In the newest version, Congree announced a comprehensive revision of the administration module and many new features for the English language.
Particularly in times in which the use of machine translation (MT) is increasing, the computer-based verification of text quality is becoming increasingly important. In this context, I want to focus on the quality of the source text, even though Congree can also be used for translated texts as long as the language is supported. However, one point is clear: the less ambiguous the source text, the better the translation (MT output or human translation).
The Congree Authoring Server consists of three components offering authoring assistance: linguistic language check, terminology component, and authoring memory. Prices vary depending on the number of concurrent users, selected modules and languages, and the editor environment.
Even without a great demand for translations, corporate language in general plays an important role for companies to individually describe their unique products and create a consistent brand image.
The Congree Authoring Server
The heart of the system is the Congree Authoring Server that is customizable and uses three different resources to optimize a company’s content:
1) The Rule-based Congree Language Check ensures the correct use of language and style rules. This does not only cover correct spelling, grammar and terminology but also the adherence to predefined Style Guides.
2) The terminology component uses the information of either an existing, third-party terminology system (such as SDL MultiTerm) or an internal terminology list to check for consistent and correct term use.
3) The Authoring Memory is a repository for sentences. It can be compared to the functionality of translation memories in CAT tools. Congree can detect text segments that are similar to new sentences that were written and approved in the past. Through more consistent and identical sentences there is a big potential to lower costs in the subsequent translation process because more 100% matches are produced.
On the practical side, Congree offers plugins or add-ons for the integration of existing authoring environments (DTP, CMS, or word processing software such as Microsoft Word). The main target tools are used in technical documentation, marketing, and the translation process. But Congree also offers a neutral web interface, so anyone who wants to check a text, independent of an editor, can use the Congree technology.
Figure 1: Congree and Microsoft Word.
Figure 1 shows three Congree panels, one for each resource, grouped around Microsoft Word. The English sample text for this article is a Word document.
Rule-based Congree Language Check
The rule-based Congree Language Check is the most extensive and diverse check in Congree and covers five different categories: spelling, style, abbreviation, grammar, and terminology. An overview of the number of potential errors and their acceptability (green = safe, yellow = acceptable and red = unsafe) is displayed at the top of the Congree panel (see Figure 2).
Figure 2: Notification categories of the Congree Language Check.
In general, the detected error can be either corrected, ignored, or even ignored for all occurrences of the potential error at once. If a rule leads to too many false positives, the user can also deactivate a rule manually while working on a specific text.
◇ ◇ ◇
→ Written problem A
Name the five categories of potential errors that the Congree text says its rule-based Language Check covers.
→ Written problem B
Pick up the text on the Congree Authoring Server after its final sentence and carry it forward.

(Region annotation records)
◇ ◇ ◇
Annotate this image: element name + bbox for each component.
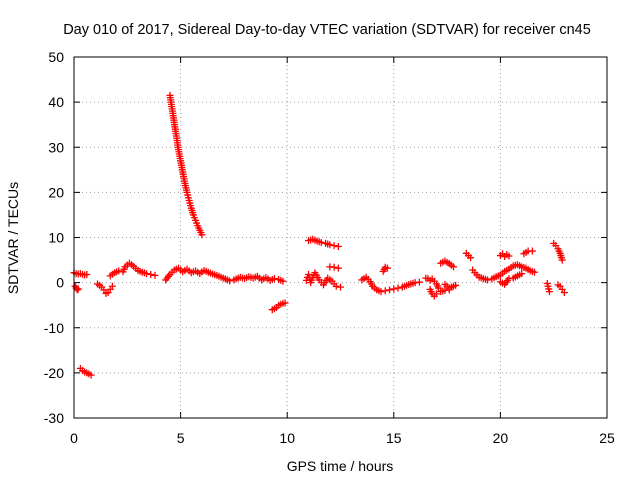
data-point [560,289,568,297]
data-point [151,271,159,279]
data-point [100,286,108,294]
data-point [545,288,553,296]
data-point [108,282,116,290]
data-point [73,286,81,294]
data-point [337,283,344,291]
data-point [317,238,325,246]
y-tick-label: 30 [48,139,64,155]
data-point [484,276,492,284]
x-tick-label: 10 [279,430,295,446]
data-point [334,264,342,272]
data-point [415,278,423,286]
data-point [377,288,385,296]
data-point [330,263,338,271]
data-point [383,264,391,272]
data-point [270,275,278,283]
y-tick-label: 10 [48,230,64,246]
tick-labels: 0 5 10 15 20 25 -30 -20 -10 0 10 20 30 40 50 [44,49,615,446]
data-point [326,241,334,249]
data-point [467,254,475,262]
y-axis-label: SDTVAR / TECUs [5,182,21,294]
axis-ticks [73,56,608,419]
chart-title: Day 010 of 2017, Sidereal Day-to-day VTE… [63,22,591,38]
y-tick-label: -20 [44,365,64,381]
data-point [505,252,513,260]
data-point [87,371,95,379]
data-point [142,270,150,278]
x-axis-label: GPS time / hours [287,458,394,474]
grid-lines [74,57,607,418]
y-tick-label: 20 [48,184,64,200]
data-point [147,271,155,279]
data-point [115,267,123,275]
data-point [386,286,394,294]
data-point [330,242,338,250]
data-point [558,256,566,264]
x-tick-label: 0 [70,430,78,446]
data-point [528,247,536,255]
data-point [390,285,398,293]
x-tick-label: 5 [177,430,185,446]
x-tick-label: 25 [599,430,615,446]
data-point [281,299,289,307]
y-tick-label: -10 [44,320,64,336]
y-tick-label: 40 [48,94,64,110]
data-point [435,284,443,292]
data-point [518,270,526,278]
data-point [198,231,206,239]
data-point [332,282,340,290]
data-point [394,284,402,292]
data-point [226,277,234,285]
y-tick-label: 50 [48,49,64,65]
data-point [74,285,82,293]
data-point [279,277,287,285]
x-tick-label: 15 [386,430,402,446]
data-point [432,290,440,298]
data-point [334,243,342,251]
data-point [531,268,539,276]
y-tick-label: 0 [56,275,64,291]
plot-frame [73,56,608,419]
data-point [83,271,91,279]
data-point [452,281,460,289]
data-point [449,263,457,271]
x-tick-label: 20 [493,430,509,446]
y-tick-label: -30 [44,410,64,426]
data-points [70,91,568,379]
data-point [381,287,389,295]
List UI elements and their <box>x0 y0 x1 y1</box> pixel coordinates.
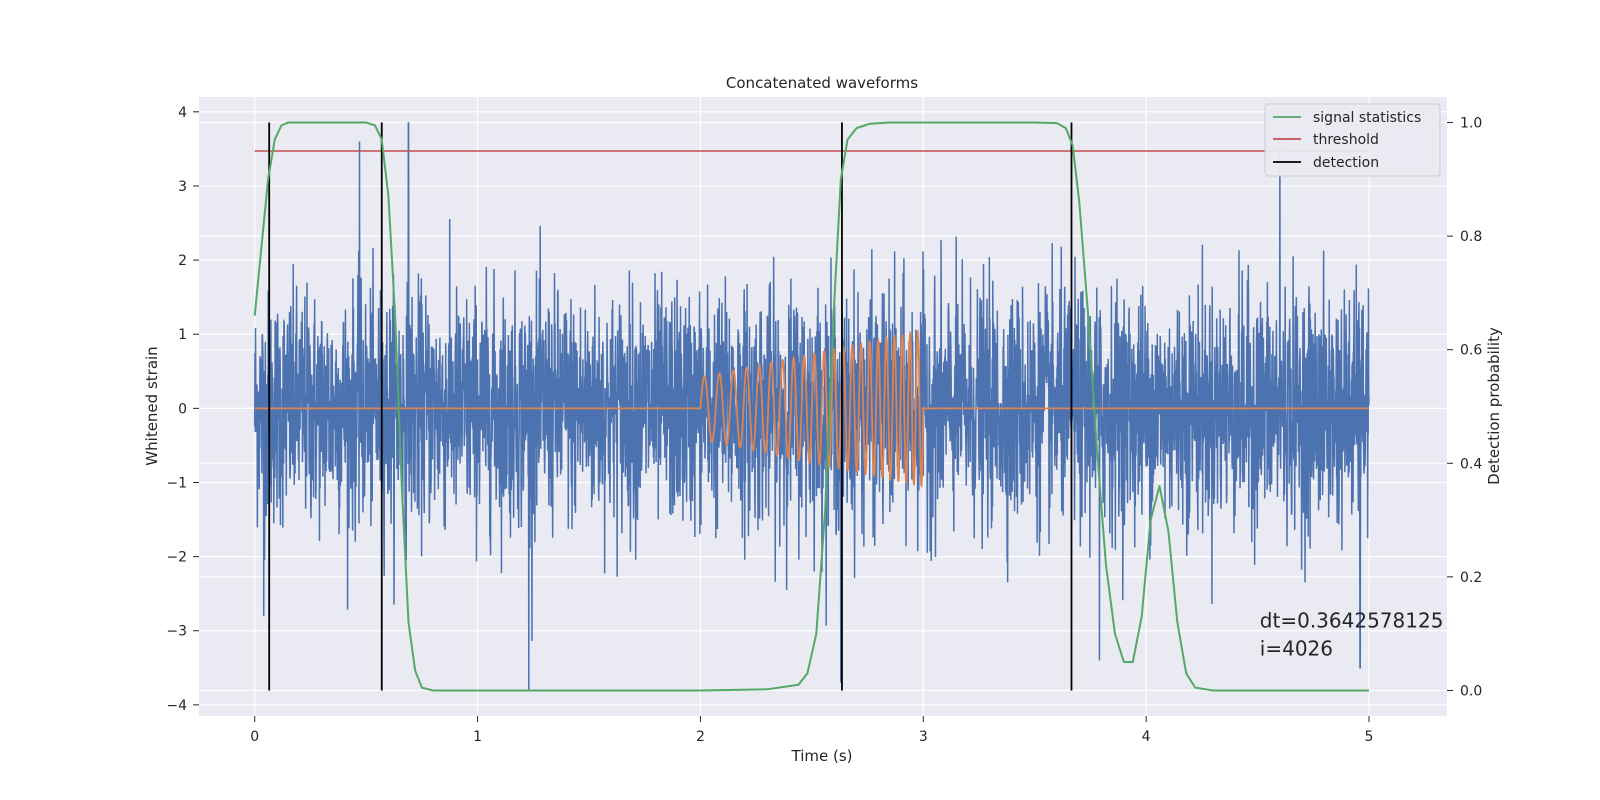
y-tick-label-right: 0.0 <box>1460 683 1482 699</box>
y-tick-label-left: −2 <box>166 550 187 566</box>
x-tick-label: 5 <box>1365 729 1374 745</box>
x-tick-label: 3 <box>919 729 928 745</box>
chart-title: Concatenated waveforms <box>726 74 918 92</box>
y-tick-label-left: 0 <box>178 401 187 417</box>
y-tick-label-right: 0.8 <box>1460 229 1482 245</box>
legend-label-threshold: threshold <box>1313 132 1379 148</box>
signal-statistics-series <box>253 121 1369 692</box>
y-tick-label-left: 4 <box>178 105 187 121</box>
y-tick-label-right: 0.6 <box>1460 343 1482 359</box>
y-axis-label-left: Whitened strain <box>143 346 161 465</box>
x-axis-label: Time (s) <box>791 747 853 765</box>
x-tick-label: 4 <box>1142 729 1151 745</box>
y-tick-label-right: 1.0 <box>1460 116 1482 132</box>
y-tick-label-left: −4 <box>166 698 187 714</box>
y-tick-label-left: 3 <box>178 179 187 195</box>
noise-series <box>253 122 1370 691</box>
legend-box <box>1264 103 1441 177</box>
y-tick-label-right: 0.2 <box>1460 570 1482 586</box>
y-tick-label-left: 2 <box>178 253 187 269</box>
annotation: dt=0.3642578125 i=4026 <box>1260 609 1444 661</box>
axes: 0 1 2 3 4 5 −4 −3 −2 −1 0 1 2 3 4 0.0 0.2 0.4 0.6 0.8 1.0 <box>166 105 1482 745</box>
y-tick-label-left: −3 <box>166 624 187 640</box>
x-tick-label: 2 <box>696 729 705 745</box>
legend-label-detection: detection <box>1313 155 1379 171</box>
y-tick-label-left: −1 <box>166 475 187 491</box>
noise-line <box>253 122 1370 691</box>
x-tick-label: 1 <box>473 729 482 745</box>
y-tick-label-right: 0.4 <box>1460 456 1482 472</box>
signal-statistics-line <box>253 121 1369 692</box>
x-tick-label: 0 <box>250 729 259 745</box>
waveform-line <box>254 328 1369 488</box>
legend: signal statistics threshold detection <box>1264 103 1441 177</box>
y-tick-label-left: 1 <box>178 327 187 343</box>
legend-label-signal-statistics: signal statistics <box>1313 110 1421 126</box>
annotation-line: i=4026 <box>1260 637 1333 661</box>
annotation-line: dt=0.3642578125 <box>1260 609 1444 633</box>
detection-series <box>268 122 1073 691</box>
waveform-series <box>254 328 1369 488</box>
y-axis-label-right: Detection probability <box>1485 327 1503 485</box>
◇ ◇ ◇
→ Result A
spelling, style, abbreviation, grammar, terminology

→ Result B
Spelling: Congree does not rely on a third-party spellchecker, like Hunspell or the Microsoft spellchecker, but implemented its own spellchecker that offers more comprehensive functions. First, it not only detects words from a predefined list, but also inflections, that means that nouns need only be listed in their singular form. Second, the underlying terminology database can be populated with company-specific terms like product names or the terminology of a certain subject area. And third, all terms stored in the terminology database are ignored, even though they are not in the internal spellchecker list.
The spellchecker also looks for the correct usage of “a” and “an” before vowels and consonants or the correct British or American spelling (analyse vs. analyze or instalment vs. installment). But the system cannot distinguish between typical British (e.g. football) and American (e.g. soccer) words unless they are stored in the terminology database. It does actually make more sense to store them in the terminology database because in examples like flat vs apartment, Congree would always suggest apartment, even if flat is used as an adjective.
For example, if the word “possible” was used, the system could state that the usage of “possible” is too colloquial for many texts, including technical documentation.
Grammar: There are a lot of underlying rules for the integrated grammar check available, so I just want to mention some examples. There are more general rules, like “Infinitives take no s at the end” but also more specific ones like “Don’t combine too with a comparative.” Most grammar rules are based on the correct identification of part of speech. In the sample text, the noun phrase “safety informations” was detected because mass nouns (information) do not have a plural form (see Figure 3).
Figure 3: Wrong usage of plural form.
Style: This is the most comprehensive category in the Congree Language Check. It offers a huge selection of predefined style rules that can be used to create individual style sets. The German association for technical communication (tekom) for example published two guidebooks for rule-based writing for technical authors in English and German containing predefined guidelines also covering a huge variety of rules for translation-oriented authoring.
Additionally, there are Style Guides covering the guidelines for Simplified Technical English (STE). An example rule for STE: Write instructions in the imperative form. A general example: Avoid the use of “should,” “could,” “would.”
On a term basis, Congree can also check for basic style criteria, including language registers (formal, informal, colloquial). This information is stored together with different synonyms.
But if there are any company-specific rules, they can also be added to the existing sets. These rules might come from existing terminology guidelines which often define specific usage of terminology but also the maximal length of sentences or whether active or passive voice should be used in the documentation. Especially machine translation systems benefit from these more standardized texts and generally produce better output.
Terminology: Terminology errors can only be detected when a terminology database is integrated or an internal terminology list is available. Congree only offers an integrated terminology component with basic terminology functionalities.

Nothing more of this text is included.